▶ Stated problem
Transcribe the entries below exactly; leave every image out.
::::::::
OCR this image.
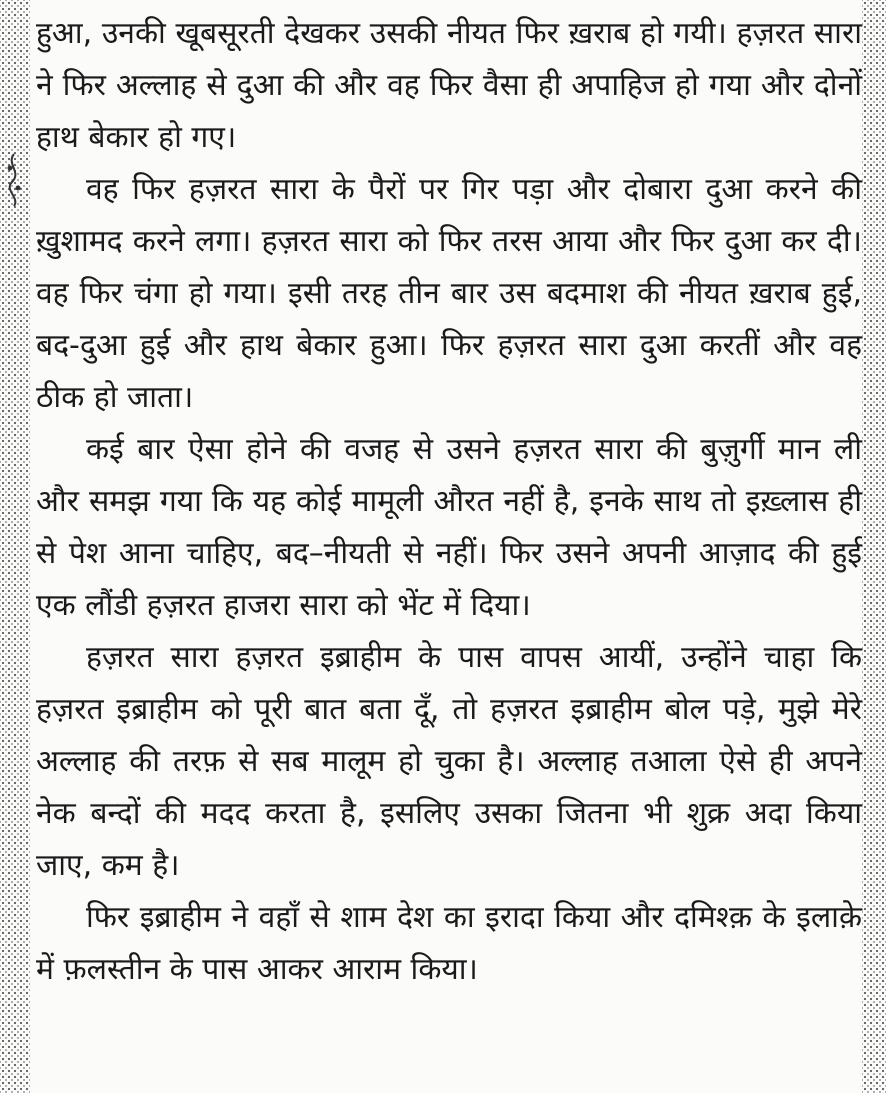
हुआ, उनकी खूबसूरती देखकर उसकी नीयत फिर ख़राब हो गयी। हज़रत सारा ने फिर अल्लाह से दुआ की और वह फिर वैसा ही अपाहिज हो गया और दोनों हाथ बेकार हो गए।

वह फिर हज़रत सारा के पैरों पर गिर पड़ा और दोबारा दुआ करने की ख़ुशामद करने लगा। हज़रत सारा को फिर तरस आया और फिर दुआ कर दी। वह फिर चंगा हो गया। इसी तरह तीन बार उस बदमाश की नीयत ख़राब हुई, बद-दुआ हुई और हाथ बेकार हुआ। फिर हज़रत सारा दुआ करतीं और वह ठीक हो जाता।

कई बार ऐसा होने की वजह से उसने हज़रत सारा की बुज़ुर्गी मान ली और समझ गया कि यह कोई मामूली औरत नहीं है, इनके साथ तो इख़्लास ही से पेश आना चाहिए, बद–नीयती से नहीं। फिर उसने अपनी आज़ाद की हुई एक लौंडी हज़रत हाजरा सारा को भेंट में दिया।

हज़रत सारा हज़रत इब्राहीम के पास वापस आयीं, उन्होंने चाहा कि हज़रत इब्राहीम को पूरी बात बता दूँ, तो हज़रत इब्राहीम बोल पड़े, मुझे मेरे अल्लाह की तरफ़ से सब मालूम हो चुका है। अल्लाह तआला ऐसे ही अपने नेक बन्दों की मदद करता है, इसलिए उसका जितना भी शुक्र अदा किया जाए, कम है।

फिर इब्राहीम ने वहाँ से शाम देश का इरादा किया और दमिश्क़ के इलाक़े में फ़लस्तीन के पास आकर आराम किया।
::::::::
▶ Exercise result
OCR this image.
हुआ, उनकी खूबसूरती देखकर उसकी नीयत फिर ख़राब हो गयी। हज़रत सारा ने फिर अल्लाह से दुआ की और वह फिर वैसा ही अपाहिज हो गया और दोनों हाथ बेकार हो गए।

वह फिर हज़रत सारा के पैरों पर गिर पड़ा और दोबारा दुआ करने की ख़ुशामद करने लगा। हज़रत सारा को फिर तरस आया और फिर दुआ कर दी। वह फिर चंगा हो गया। इसी तरह तीन बार उस बदमाश की नीयत ख़राब हुई, बद-दुआ हुई और हाथ बेकार हुआ। फिर हज़रत सारा दुआ करतीं और वह ठीक हो जाता।

कई बार ऐसा होने की वजह से उसने हज़रत सारा की बुज़ुर्गी मान ली और समझ गया कि यह कोई मामूली औरत नहीं है, इनके साथ तो इख़्लास ही से पेश आना चाहिए, बद–नीयती से नहीं। फिर उसने अपनी आज़ाद की हुई एक लौंडी हज़रत हाजरा सारा को भेंट में दिया।

हज़रत सारा हज़रत इब्राहीम के पास वापस आयीं, उन्होंने चाहा कि हज़रत इब्राहीम को पूरी बात बता दूँ, तो हज़रत इब्राहीम बोल पड़े, मुझे मेरे अल्लाह की तरफ़ से सब मालूम हो चुका है। अल्लाह तआला ऐसे ही अपने नेक बन्दों की मदद करता है, इसलिए उसका जितना भी शुक्र अदा किया जाए, कम है।

फिर इब्राहीम ने वहाँ से शाम देश का इरादा किया और दमिश्क़ के इलाक़े में फ़लस्तीन के पास आकर आराम किया।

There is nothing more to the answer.